[Dataset]:
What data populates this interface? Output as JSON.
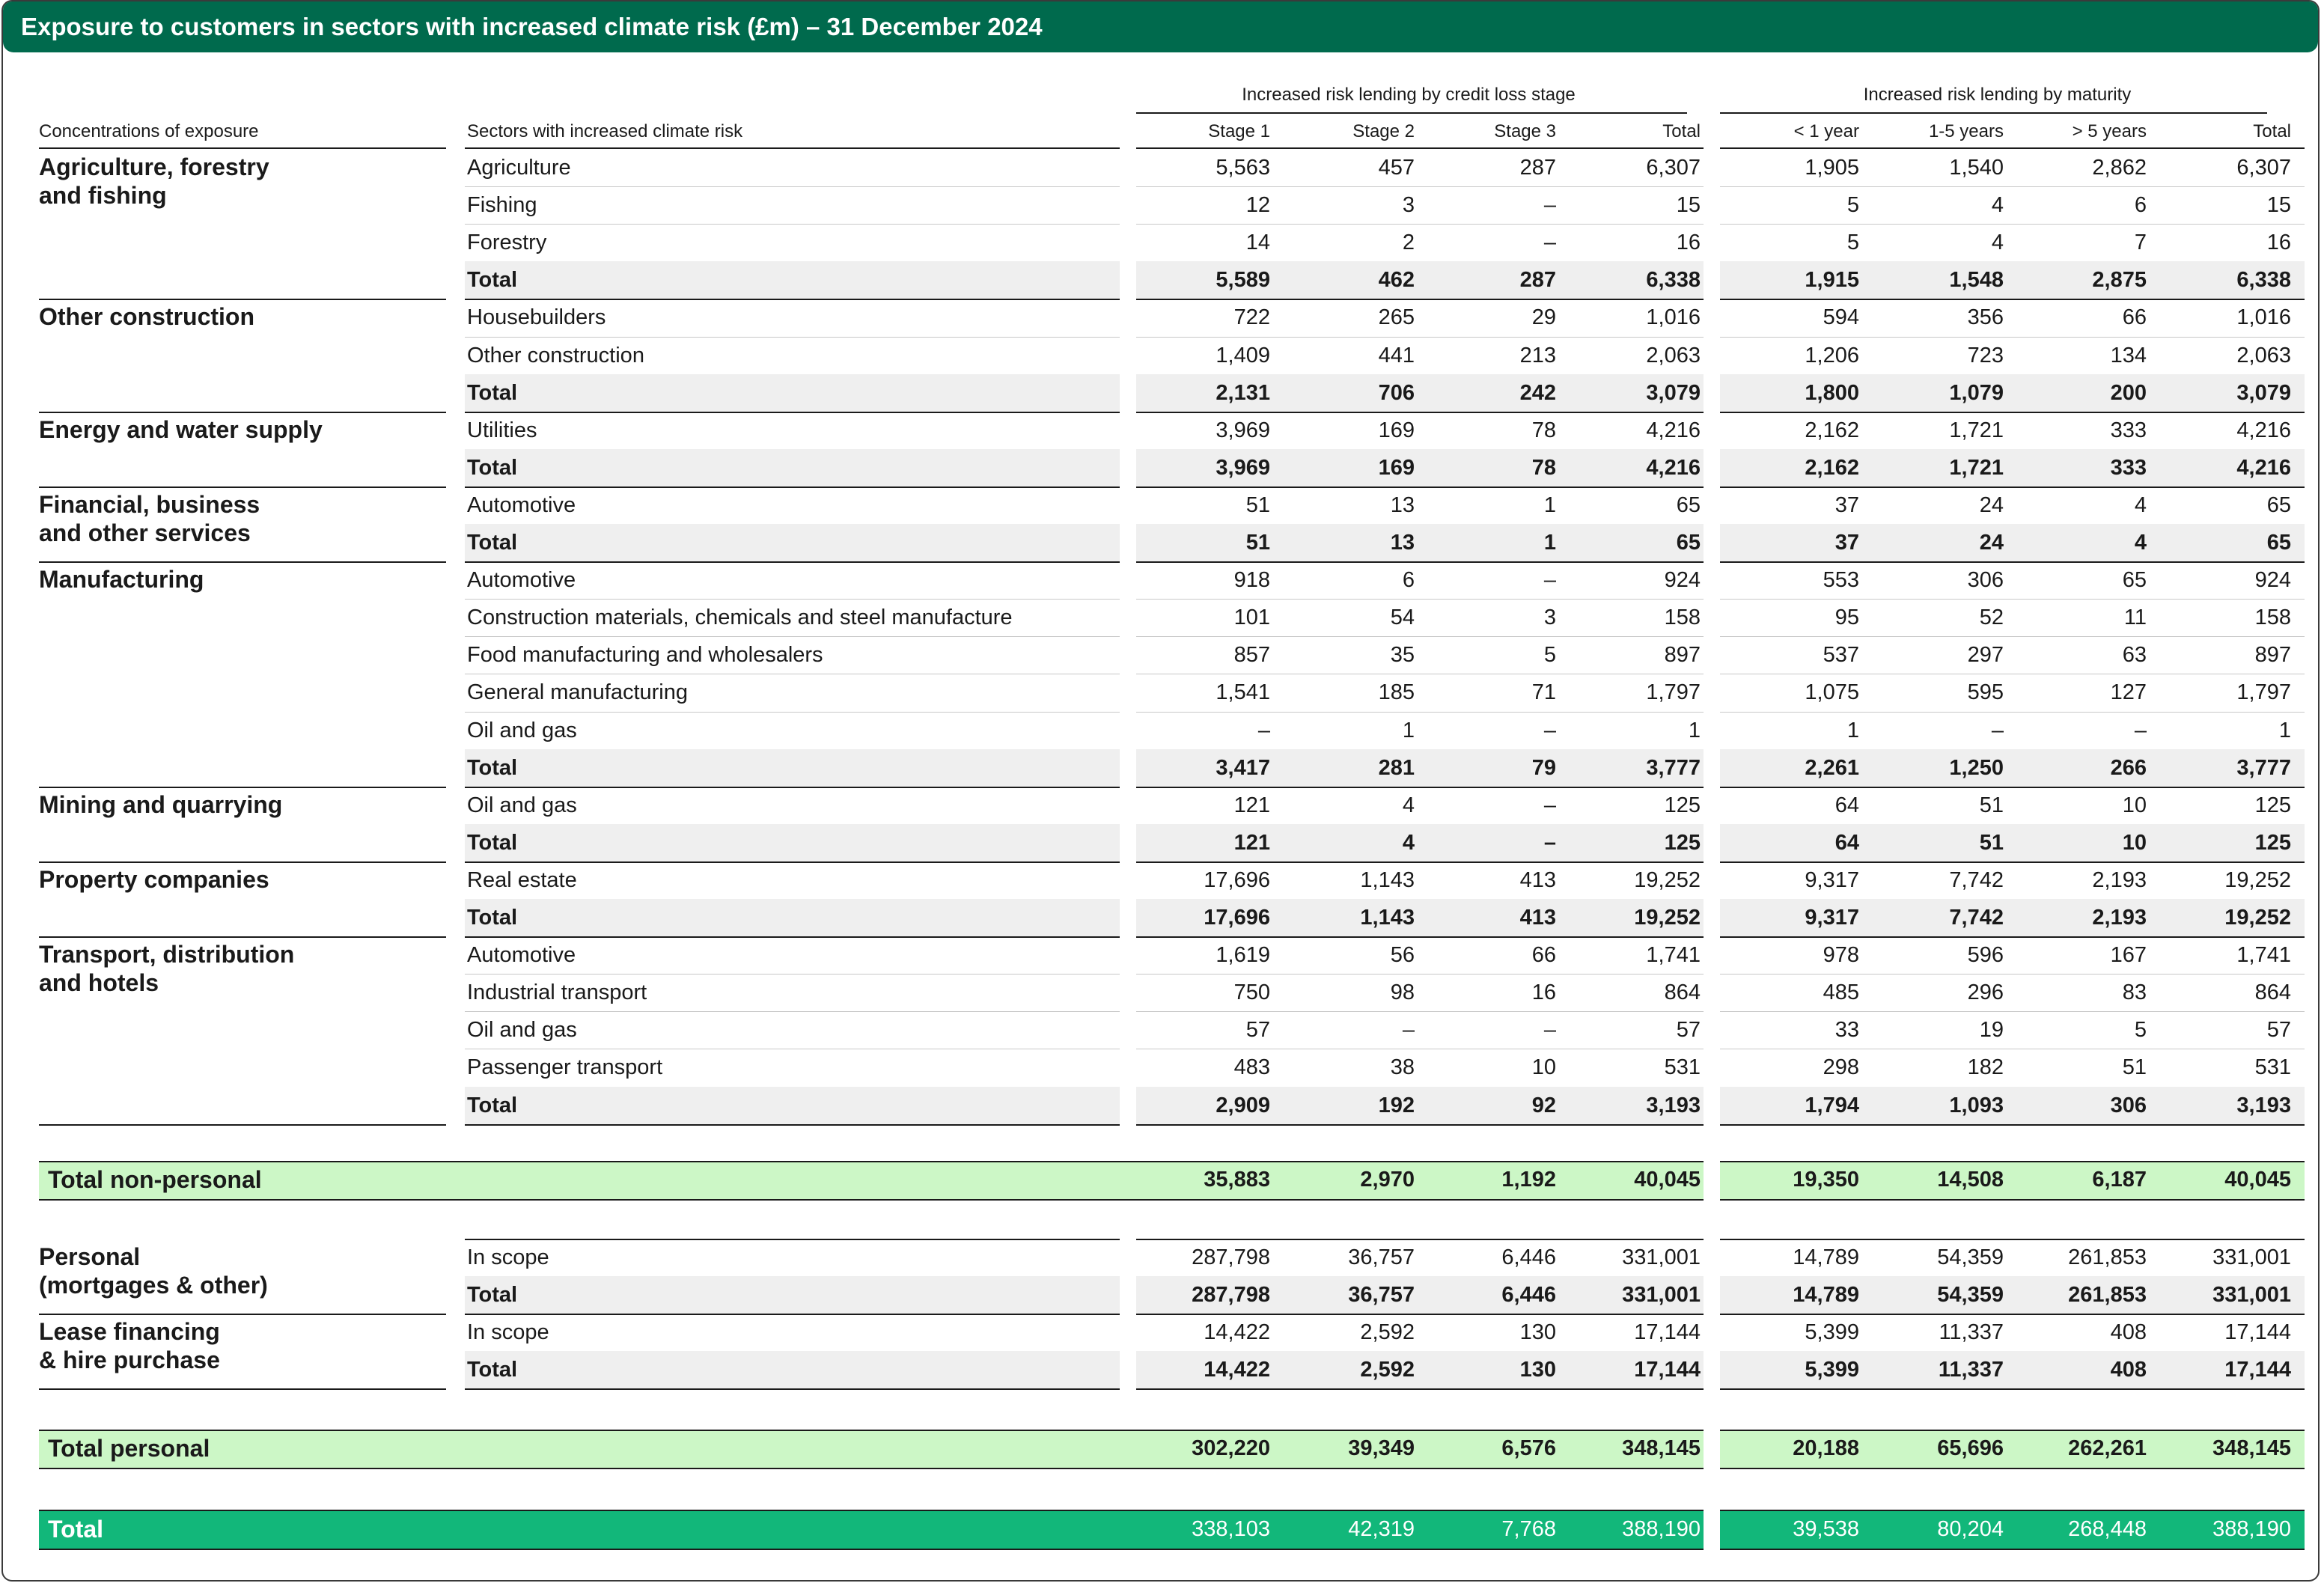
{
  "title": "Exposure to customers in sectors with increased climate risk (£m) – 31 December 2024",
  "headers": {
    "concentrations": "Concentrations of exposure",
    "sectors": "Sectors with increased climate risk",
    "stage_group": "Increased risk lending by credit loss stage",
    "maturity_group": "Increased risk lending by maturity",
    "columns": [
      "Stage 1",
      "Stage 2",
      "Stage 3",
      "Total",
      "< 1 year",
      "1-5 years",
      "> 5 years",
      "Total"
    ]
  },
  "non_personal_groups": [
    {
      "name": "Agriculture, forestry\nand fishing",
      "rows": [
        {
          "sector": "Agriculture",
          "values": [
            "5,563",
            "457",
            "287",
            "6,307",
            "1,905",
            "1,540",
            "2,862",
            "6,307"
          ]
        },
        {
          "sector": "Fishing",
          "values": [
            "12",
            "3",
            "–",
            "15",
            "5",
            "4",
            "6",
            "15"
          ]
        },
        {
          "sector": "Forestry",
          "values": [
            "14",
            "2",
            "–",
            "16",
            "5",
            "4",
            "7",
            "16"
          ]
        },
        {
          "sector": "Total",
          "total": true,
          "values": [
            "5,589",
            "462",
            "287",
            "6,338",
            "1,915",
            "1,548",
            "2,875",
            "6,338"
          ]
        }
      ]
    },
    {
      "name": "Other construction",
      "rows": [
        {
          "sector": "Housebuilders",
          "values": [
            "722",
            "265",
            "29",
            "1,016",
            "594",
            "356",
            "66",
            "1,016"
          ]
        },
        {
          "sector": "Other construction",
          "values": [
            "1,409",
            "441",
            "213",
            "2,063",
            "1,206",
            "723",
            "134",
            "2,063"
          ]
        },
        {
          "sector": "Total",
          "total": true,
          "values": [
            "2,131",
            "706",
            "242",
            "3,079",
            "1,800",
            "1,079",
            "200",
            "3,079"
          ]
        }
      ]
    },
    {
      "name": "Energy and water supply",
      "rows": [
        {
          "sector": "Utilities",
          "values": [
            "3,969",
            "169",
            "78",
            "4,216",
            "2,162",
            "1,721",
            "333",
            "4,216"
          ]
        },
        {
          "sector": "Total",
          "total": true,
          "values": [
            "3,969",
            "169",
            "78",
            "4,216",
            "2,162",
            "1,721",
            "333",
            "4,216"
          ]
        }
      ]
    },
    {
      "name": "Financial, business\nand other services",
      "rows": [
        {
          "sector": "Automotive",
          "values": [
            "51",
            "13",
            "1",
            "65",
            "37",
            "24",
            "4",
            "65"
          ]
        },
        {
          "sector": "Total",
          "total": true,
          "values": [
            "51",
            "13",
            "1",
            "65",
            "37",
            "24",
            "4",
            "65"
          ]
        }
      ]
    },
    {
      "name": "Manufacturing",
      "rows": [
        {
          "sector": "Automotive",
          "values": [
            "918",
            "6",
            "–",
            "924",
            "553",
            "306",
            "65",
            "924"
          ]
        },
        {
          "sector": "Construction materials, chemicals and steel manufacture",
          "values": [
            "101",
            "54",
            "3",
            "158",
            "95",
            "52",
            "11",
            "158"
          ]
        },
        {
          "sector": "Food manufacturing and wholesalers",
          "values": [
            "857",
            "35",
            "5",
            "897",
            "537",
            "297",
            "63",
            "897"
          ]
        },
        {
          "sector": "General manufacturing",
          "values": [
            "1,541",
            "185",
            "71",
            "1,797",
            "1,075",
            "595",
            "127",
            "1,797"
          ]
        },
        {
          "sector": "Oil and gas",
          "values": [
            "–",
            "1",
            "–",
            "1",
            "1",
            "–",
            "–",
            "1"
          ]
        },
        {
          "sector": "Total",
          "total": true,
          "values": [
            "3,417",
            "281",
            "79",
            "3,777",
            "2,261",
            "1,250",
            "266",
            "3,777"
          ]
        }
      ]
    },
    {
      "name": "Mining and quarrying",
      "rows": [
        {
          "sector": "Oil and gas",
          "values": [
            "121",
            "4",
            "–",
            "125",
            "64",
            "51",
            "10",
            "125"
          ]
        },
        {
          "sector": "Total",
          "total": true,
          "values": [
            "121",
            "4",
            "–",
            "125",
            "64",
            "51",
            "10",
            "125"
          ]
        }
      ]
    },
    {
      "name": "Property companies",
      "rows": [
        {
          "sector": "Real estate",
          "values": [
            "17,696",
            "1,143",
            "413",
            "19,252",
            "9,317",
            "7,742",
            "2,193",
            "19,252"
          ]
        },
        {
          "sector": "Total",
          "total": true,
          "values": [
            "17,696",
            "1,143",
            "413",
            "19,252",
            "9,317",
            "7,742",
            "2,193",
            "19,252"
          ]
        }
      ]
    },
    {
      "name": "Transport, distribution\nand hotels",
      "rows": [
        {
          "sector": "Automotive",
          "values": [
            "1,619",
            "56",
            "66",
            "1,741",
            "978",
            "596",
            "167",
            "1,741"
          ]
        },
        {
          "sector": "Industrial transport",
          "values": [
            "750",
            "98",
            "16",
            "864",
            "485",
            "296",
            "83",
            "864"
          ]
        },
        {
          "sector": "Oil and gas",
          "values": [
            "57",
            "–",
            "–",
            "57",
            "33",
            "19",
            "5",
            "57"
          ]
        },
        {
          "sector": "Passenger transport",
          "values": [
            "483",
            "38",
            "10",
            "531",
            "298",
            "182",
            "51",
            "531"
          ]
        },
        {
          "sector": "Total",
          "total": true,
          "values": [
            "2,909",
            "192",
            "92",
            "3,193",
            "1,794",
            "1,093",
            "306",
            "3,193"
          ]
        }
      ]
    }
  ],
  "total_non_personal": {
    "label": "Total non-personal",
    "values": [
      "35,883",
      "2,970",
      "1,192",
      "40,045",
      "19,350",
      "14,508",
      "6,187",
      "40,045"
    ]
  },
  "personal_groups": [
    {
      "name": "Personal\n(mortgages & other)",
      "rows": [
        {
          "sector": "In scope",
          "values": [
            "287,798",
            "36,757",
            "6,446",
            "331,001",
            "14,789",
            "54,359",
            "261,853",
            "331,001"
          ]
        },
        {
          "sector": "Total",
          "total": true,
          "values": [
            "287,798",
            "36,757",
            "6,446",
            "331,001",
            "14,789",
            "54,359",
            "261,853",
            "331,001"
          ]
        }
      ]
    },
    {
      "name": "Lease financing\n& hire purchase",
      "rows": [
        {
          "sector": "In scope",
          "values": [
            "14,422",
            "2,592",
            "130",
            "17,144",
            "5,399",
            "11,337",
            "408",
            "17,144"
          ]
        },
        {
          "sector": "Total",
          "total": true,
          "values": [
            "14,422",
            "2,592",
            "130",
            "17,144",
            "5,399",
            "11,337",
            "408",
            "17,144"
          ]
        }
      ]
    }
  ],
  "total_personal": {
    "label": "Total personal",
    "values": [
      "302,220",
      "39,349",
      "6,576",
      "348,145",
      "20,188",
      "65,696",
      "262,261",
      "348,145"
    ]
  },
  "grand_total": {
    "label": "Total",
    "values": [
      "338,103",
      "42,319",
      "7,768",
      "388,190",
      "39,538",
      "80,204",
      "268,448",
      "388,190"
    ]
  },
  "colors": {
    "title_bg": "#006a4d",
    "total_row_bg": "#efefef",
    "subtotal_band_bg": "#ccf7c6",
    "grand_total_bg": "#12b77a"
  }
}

[Objective]:
From the material above, reproduce everything verbatim except the pictures.

[Task answer]:
What data populates this interface? Output as JSON.
{
  "title": "Exposure to customers in sectors with increased climate risk (£m) – 31 December 2024",
  "headers": {
    "concentrations": "Concentrations of exposure",
    "sectors": "Sectors with increased climate risk",
    "stage_group": "Increased risk lending by credit loss stage",
    "maturity_group": "Increased risk lending by maturity",
    "columns": [
      "Stage 1",
      "Stage 2",
      "Stage 3",
      "Total",
      "< 1 year",
      "1-5 years",
      "> 5 years",
      "Total"
    ]
  },
  "non_personal_groups": [
    {
      "name": "Agriculture, forestry\nand fishing",
      "rows": [
        {
          "sector": "Agriculture",
          "values": [
            "5,563",
            "457",
            "287",
            "6,307",
            "1,905",
            "1,540",
            "2,862",
            "6,307"
          ]
        },
        {
          "sector": "Fishing",
          "values": [
            "12",
            "3",
            "–",
            "15",
            "5",
            "4",
            "6",
            "15"
          ]
        },
        {
          "sector": "Forestry",
          "values": [
            "14",
            "2",
            "–",
            "16",
            "5",
            "4",
            "7",
            "16"
          ]
        },
        {
          "sector": "Total",
          "total": true,
          "values": [
            "5,589",
            "462",
            "287",
            "6,338",
            "1,915",
            "1,548",
            "2,875",
            "6,338"
          ]
        }
      ]
    },
    {
      "name": "Other construction",
      "rows": [
        {
          "sector": "Housebuilders",
          "values": [
            "722",
            "265",
            "29",
            "1,016",
            "594",
            "356",
            "66",
            "1,016"
          ]
        },
        {
          "sector": "Other construction",
          "values": [
            "1,409",
            "441",
            "213",
            "2,063",
            "1,206",
            "723",
            "134",
            "2,063"
          ]
        },
        {
          "sector": "Total",
          "total": true,
          "values": [
            "2,131",
            "706",
            "242",
            "3,079",
            "1,800",
            "1,079",
            "200",
            "3,079"
          ]
        }
      ]
    },
    {
      "name": "Energy and water supply",
      "rows": [
        {
          "sector": "Utilities",
          "values": [
            "3,969",
            "169",
            "78",
            "4,216",
            "2,162",
            "1,721",
            "333",
            "4,216"
          ]
        },
        {
          "sector": "Total",
          "total": true,
          "values": [
            "3,969",
            "169",
            "78",
            "4,216",
            "2,162",
            "1,721",
            "333",
            "4,216"
          ]
        }
      ]
    },
    {
      "name": "Financial, business\nand other services",
      "rows": [
        {
          "sector": "Automotive",
          "values": [
            "51",
            "13",
            "1",
            "65",
            "37",
            "24",
            "4",
            "65"
          ]
        },
        {
          "sector": "Total",
          "total": true,
          "values": [
            "51",
            "13",
            "1",
            "65",
            "37",
            "24",
            "4",
            "65"
          ]
        }
      ]
    },
    {
      "name": "Manufacturing",
      "rows": [
        {
          "sector": "Automotive",
          "values": [
            "918",
            "6",
            "–",
            "924",
            "553",
            "306",
            "65",
            "924"
          ]
        },
        {
          "sector": "Construction materials, chemicals and steel manufacture",
          "values": [
            "101",
            "54",
            "3",
            "158",
            "95",
            "52",
            "11",
            "158"
          ]
        },
        {
          "sector": "Food manufacturing and wholesalers",
          "values": [
            "857",
            "35",
            "5",
            "897",
            "537",
            "297",
            "63",
            "897"
          ]
        },
        {
          "sector": "General manufacturing",
          "values": [
            "1,541",
            "185",
            "71",
            "1,797",
            "1,075",
            "595",
            "127",
            "1,797"
          ]
        },
        {
          "sector": "Oil and gas",
          "values": [
            "–",
            "1",
            "–",
            "1",
            "1",
            "–",
            "–",
            "1"
          ]
        },
        {
          "sector": "Total",
          "total": true,
          "values": [
            "3,417",
            "281",
            "79",
            "3,777",
            "2,261",
            "1,250",
            "266",
            "3,777"
          ]
        }
      ]
    },
    {
      "name": "Mining and quarrying",
      "rows": [
        {
          "sector": "Oil and gas",
          "values": [
            "121",
            "4",
            "–",
            "125",
            "64",
            "51",
            "10",
            "125"
          ]
        },
        {
          "sector": "Total",
          "total": true,
          "values": [
            "121",
            "4",
            "–",
            "125",
            "64",
            "51",
            "10",
            "125"
          ]
        }
      ]
    },
    {
      "name": "Property companies",
      "rows": [
        {
          "sector": "Real estate",
          "values": [
            "17,696",
            "1,143",
            "413",
            "19,252",
            "9,317",
            "7,742",
            "2,193",
            "19,252"
          ]
        },
        {
          "sector": "Total",
          "total": true,
          "values": [
            "17,696",
            "1,143",
            "413",
            "19,252",
            "9,317",
            "7,742",
            "2,193",
            "19,252"
          ]
        }
      ]
    },
    {
      "name": "Transport, distribution\nand hotels",
      "rows": [
        {
          "sector": "Automotive",
          "values": [
            "1,619",
            "56",
            "66",
            "1,741",
            "978",
            "596",
            "167",
            "1,741"
          ]
        },
        {
          "sector": "Industrial transport",
          "values": [
            "750",
            "98",
            "16",
            "864",
            "485",
            "296",
            "83",
            "864"
          ]
        },
        {
          "sector": "Oil and gas",
          "values": [
            "57",
            "–",
            "–",
            "57",
            "33",
            "19",
            "5",
            "57"
          ]
        },
        {
          "sector": "Passenger transport",
          "values": [
            "483",
            "38",
            "10",
            "531",
            "298",
            "182",
            "51",
            "531"
          ]
        },
        {
          "sector": "Total",
          "total": true,
          "values": [
            "2,909",
            "192",
            "92",
            "3,193",
            "1,794",
            "1,093",
            "306",
            "3,193"
          ]
        }
      ]
    }
  ],
  "total_non_personal": {
    "label": "Total non-personal",
    "values": [
      "35,883",
      "2,970",
      "1,192",
      "40,045",
      "19,350",
      "14,508",
      "6,187",
      "40,045"
    ]
  },
  "personal_groups": [
    {
      "name": "Personal\n(mortgages & other)",
      "rows": [
        {
          "sector": "In scope",
          "values": [
            "287,798",
            "36,757",
            "6,446",
            "331,001",
            "14,789",
            "54,359",
            "261,853",
            "331,001"
          ]
        },
        {
          "sector": "Total",
          "total": true,
          "values": [
            "287,798",
            "36,757",
            "6,446",
            "331,001",
            "14,789",
            "54,359",
            "261,853",
            "331,001"
          ]
        }
      ]
    },
    {
      "name": "Lease financing\n& hire purchase",
      "rows": [
        {
          "sector": "In scope",
          "values": [
            "14,422",
            "2,592",
            "130",
            "17,144",
            "5,399",
            "11,337",
            "408",
            "17,144"
          ]
        },
        {
          "sector": "Total",
          "total": true,
          "values": [
            "14,422",
            "2,592",
            "130",
            "17,144",
            "5,399",
            "11,337",
            "408",
            "17,144"
          ]
        }
      ]
    }
  ],
  "total_personal": {
    "label": "Total personal",
    "values": [
      "302,220",
      "39,349",
      "6,576",
      "348,145",
      "20,188",
      "65,696",
      "262,261",
      "348,145"
    ]
  },
  "grand_total": {
    "label": "Total",
    "values": [
      "338,103",
      "42,319",
      "7,768",
      "388,190",
      "39,538",
      "80,204",
      "268,448",
      "388,190"
    ]
  },
  "colors": {
    "title_bg": "#006a4d",
    "total_row_bg": "#efefef",
    "subtotal_band_bg": "#ccf7c6",
    "grand_total_bg": "#12b77a"
  }
}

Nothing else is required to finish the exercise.